# GIVEN REQUEST
Repeat the entire listing exactly.

* * *

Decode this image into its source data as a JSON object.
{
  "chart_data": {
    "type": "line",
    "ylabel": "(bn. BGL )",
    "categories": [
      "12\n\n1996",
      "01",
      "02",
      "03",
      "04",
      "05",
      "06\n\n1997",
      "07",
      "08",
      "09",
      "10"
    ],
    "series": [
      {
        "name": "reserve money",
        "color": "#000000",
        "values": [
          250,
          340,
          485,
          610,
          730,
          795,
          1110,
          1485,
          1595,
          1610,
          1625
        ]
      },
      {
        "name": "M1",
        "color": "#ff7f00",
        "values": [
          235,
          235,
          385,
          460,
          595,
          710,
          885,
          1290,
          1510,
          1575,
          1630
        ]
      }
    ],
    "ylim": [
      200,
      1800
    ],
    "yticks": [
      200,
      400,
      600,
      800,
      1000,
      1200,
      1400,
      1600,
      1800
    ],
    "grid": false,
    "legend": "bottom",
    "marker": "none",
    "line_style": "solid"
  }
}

* * *

# REPLY TO THE TASK
Decode this image into its source data as a JSON object.
{
  "chart_data": {
    "type": "line",
    "ylabel": "(bn. BGL )",
    "categories": [
      "12\n\n1996",
      "01",
      "02",
      "03",
      "04",
      "05",
      "06\n\n1997",
      "07",
      "08",
      "09",
      "10"
    ],
    "series": [
      {
        "name": "reserve money",
        "color": "#000000",
        "values": [
          250,
          340,
          485,
          610,
          730,
          795,
          1110,
          1485,
          1595,
          1610,
          1625
        ]
      },
      {
        "name": "M1",
        "color": "#ff7f00",
        "values": [
          235,
          235,
          385,
          460,
          595,
          710,
          885,
          1290,
          1510,
          1575,
          1630
        ]
      }
    ],
    "ylim": [
      200,
      1800
    ],
    "yticks": [
      200,
      400,
      600,
      800,
      1000,
      1200,
      1400,
      1600,
      1800
    ],
    "grid": false,
    "legend": "bottom",
    "marker": "none",
    "line_style": "solid"
  }
}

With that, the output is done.